Supplied data
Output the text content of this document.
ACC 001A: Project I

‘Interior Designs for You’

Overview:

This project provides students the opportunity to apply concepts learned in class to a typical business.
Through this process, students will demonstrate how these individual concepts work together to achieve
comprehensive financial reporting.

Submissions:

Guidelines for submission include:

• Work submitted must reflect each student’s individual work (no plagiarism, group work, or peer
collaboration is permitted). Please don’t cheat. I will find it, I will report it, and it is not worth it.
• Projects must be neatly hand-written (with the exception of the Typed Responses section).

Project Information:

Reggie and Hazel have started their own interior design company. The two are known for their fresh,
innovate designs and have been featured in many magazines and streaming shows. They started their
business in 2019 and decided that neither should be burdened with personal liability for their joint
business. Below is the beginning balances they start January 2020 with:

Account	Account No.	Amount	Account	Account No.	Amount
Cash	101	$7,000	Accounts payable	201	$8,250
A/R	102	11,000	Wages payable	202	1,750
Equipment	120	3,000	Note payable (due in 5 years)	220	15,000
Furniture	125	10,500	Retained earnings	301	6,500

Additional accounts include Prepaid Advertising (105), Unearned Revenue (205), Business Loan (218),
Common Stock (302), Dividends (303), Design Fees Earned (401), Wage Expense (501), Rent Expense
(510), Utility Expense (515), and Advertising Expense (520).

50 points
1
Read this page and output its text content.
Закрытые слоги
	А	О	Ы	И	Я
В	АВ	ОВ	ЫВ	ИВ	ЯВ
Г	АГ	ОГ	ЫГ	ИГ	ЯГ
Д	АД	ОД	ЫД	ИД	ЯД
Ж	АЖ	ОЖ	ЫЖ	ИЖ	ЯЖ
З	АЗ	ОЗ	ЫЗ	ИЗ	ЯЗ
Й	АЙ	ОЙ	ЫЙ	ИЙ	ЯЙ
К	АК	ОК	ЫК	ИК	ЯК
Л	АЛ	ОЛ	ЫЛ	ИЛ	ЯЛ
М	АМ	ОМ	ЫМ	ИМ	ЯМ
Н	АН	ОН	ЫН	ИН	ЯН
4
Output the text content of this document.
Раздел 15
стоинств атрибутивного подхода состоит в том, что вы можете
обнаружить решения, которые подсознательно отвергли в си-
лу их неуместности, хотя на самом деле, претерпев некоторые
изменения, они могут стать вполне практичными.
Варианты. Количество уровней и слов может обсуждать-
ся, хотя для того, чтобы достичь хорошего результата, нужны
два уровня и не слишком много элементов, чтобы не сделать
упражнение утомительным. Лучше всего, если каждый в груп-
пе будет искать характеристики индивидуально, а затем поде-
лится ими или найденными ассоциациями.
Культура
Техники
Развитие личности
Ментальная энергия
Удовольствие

What the task requires
Tally the lines of the listing above that include the word "чтобы". Answer with the number alone.

The result
2